§ Selected passage:

    My questioning of reverse racism should suggest I am on your side, but I get the sense I may be missing something...feel free to point me in the right direction.
  • BrianW
    844
    My questioning of reverse racism should suggest I am on your side, but I get the sense I may be missing something...feel free to point me in the right direction.ZhouBoTong

    The point is to get people to think about what Dr. Martin Luther King Jr. said about fighting discrimination:
    In the process of gaining our rightful place we must not be guilty of wrongful deeds. Let us not seek to satisfy our thirst for freedom by drinking from the cup of bitterness and hatred. — Dr. Martin Luther King Jr. - I Have A Dream

    That it doesn't matter who is the majority or who is the minority. That there is no "little" discrimination in the fight against discrimination. That there is no reverse racism and it's all just plain old racism no matter where it comes from. Hate can't be dissipated by hate.
  • ZhouBoTong
    388
    That there is no "little" discrimination in the fight against discrimination.BrianW

    This seems problematic. Wouldn't ANY law designed to end discrimination, discriminate in some way?

    Reminds me of the libertarian argument for an unregulated free market...well, yes, if we assume people are rational, caring, and knowledgeable at all times, then that would work great.

    Unfortunately, people are quite flawed and sometimes we may have to violate an ideal for the sake of pragmatism.

    I feel quite confident that MLK Jr., would have approved of the majority of Civil Rights legislation, despite the fact that it discriminates against bigots.

    Similarly, it makes perfect sense to be pro-tolerance but still be intolerant of intolerance (even though it may violate some 'ideal' of tolerance).
  • Terrapin Station
    11.7k
    he OP is good by me. If you don't get it, you just don't get it.BrianW

    I don't get it, because I'm wondering what you're quoting and what your take on it is.
  • BrianW
    844


    I think the equality of law is such that it should allow everybody to be whatever they want. But it should not allow anyone to be under another's 'sword'.

§ What you will do: Give every distinct username that appears in the forum discussion on reverse racism. The listing is drawn from a separate, unrelated source.

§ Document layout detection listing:
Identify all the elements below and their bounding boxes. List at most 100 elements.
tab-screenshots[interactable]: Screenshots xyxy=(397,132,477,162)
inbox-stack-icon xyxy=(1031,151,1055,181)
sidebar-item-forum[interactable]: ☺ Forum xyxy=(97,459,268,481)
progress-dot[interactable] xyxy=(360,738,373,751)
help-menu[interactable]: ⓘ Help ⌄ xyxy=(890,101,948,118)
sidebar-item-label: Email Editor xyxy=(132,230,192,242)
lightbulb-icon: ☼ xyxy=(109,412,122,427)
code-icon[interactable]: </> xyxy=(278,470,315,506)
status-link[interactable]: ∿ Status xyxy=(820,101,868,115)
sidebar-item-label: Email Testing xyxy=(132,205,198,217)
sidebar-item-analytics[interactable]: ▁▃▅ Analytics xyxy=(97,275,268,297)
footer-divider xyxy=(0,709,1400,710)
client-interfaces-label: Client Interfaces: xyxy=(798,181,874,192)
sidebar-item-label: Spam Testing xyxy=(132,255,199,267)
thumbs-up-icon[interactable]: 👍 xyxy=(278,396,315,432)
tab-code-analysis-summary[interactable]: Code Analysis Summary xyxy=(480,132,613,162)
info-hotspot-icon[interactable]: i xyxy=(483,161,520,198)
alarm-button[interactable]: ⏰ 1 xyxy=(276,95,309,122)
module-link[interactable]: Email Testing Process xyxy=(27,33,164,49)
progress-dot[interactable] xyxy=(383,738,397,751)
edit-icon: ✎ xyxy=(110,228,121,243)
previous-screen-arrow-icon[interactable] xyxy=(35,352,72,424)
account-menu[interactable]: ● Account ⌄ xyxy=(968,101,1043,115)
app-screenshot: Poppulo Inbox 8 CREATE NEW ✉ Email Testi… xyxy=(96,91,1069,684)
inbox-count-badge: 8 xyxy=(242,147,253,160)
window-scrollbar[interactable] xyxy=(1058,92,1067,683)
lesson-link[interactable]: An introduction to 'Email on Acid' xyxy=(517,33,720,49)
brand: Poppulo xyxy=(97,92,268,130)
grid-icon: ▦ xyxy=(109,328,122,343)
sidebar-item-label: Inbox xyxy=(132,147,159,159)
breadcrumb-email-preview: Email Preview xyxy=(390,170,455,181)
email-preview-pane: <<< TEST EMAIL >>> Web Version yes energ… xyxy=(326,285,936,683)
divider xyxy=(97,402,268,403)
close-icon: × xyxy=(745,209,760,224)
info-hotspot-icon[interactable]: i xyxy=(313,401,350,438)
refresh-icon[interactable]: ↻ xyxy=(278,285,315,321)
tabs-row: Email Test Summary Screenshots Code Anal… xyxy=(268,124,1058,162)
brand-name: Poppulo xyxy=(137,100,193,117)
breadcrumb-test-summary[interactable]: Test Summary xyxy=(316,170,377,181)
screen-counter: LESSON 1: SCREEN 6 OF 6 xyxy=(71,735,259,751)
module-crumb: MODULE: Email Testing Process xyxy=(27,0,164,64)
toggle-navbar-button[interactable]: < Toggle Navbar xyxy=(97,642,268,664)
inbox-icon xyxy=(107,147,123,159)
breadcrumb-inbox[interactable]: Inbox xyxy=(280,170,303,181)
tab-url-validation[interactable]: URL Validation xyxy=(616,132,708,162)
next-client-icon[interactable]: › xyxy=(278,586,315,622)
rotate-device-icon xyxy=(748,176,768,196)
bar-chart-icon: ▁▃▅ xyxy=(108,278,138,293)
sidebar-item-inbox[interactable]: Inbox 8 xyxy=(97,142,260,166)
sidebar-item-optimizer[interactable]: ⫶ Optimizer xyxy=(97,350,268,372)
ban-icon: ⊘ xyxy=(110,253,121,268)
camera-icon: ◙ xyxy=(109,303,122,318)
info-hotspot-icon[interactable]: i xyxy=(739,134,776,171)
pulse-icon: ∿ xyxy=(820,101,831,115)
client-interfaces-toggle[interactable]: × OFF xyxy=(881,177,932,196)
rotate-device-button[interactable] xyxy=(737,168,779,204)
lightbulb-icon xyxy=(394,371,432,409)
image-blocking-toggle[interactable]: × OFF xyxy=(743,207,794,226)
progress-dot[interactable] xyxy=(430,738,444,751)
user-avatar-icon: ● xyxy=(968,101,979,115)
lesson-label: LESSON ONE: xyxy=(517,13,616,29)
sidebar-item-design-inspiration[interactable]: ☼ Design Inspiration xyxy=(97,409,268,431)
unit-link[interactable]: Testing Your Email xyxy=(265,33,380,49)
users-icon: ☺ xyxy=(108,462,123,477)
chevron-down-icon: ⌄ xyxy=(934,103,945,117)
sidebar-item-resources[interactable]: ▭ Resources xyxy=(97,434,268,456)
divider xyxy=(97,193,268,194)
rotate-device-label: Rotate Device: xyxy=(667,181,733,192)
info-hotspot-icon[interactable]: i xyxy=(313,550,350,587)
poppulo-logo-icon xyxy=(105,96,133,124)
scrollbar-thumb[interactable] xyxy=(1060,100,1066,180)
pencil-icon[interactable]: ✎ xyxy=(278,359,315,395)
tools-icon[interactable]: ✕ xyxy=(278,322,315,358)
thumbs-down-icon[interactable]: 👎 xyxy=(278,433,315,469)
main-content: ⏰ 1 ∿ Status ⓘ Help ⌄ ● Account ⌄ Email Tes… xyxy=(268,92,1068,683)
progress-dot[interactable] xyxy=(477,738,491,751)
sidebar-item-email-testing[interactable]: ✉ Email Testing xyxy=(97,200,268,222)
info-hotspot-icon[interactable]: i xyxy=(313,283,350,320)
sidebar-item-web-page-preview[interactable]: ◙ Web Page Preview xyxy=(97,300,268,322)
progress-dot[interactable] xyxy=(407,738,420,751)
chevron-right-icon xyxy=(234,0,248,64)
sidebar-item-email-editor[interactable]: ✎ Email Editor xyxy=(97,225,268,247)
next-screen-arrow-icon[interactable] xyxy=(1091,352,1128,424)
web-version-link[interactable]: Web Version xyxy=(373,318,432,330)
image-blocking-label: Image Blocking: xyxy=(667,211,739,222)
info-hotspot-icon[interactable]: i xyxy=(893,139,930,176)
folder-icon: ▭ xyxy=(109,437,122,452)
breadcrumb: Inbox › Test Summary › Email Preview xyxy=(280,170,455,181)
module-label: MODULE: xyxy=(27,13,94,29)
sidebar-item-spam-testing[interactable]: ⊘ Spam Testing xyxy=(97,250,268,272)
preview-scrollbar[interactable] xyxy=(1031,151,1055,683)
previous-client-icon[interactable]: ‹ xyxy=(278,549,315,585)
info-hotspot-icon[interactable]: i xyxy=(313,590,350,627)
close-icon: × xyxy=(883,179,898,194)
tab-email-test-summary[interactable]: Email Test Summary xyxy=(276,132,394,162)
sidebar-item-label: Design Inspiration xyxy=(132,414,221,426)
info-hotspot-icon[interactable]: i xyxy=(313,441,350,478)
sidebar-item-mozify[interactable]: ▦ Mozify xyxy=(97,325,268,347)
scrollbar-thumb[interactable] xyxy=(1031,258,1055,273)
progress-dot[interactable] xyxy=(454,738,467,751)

§ Result for this exercise: BrianW, ZhouBoTong, Terrapin Station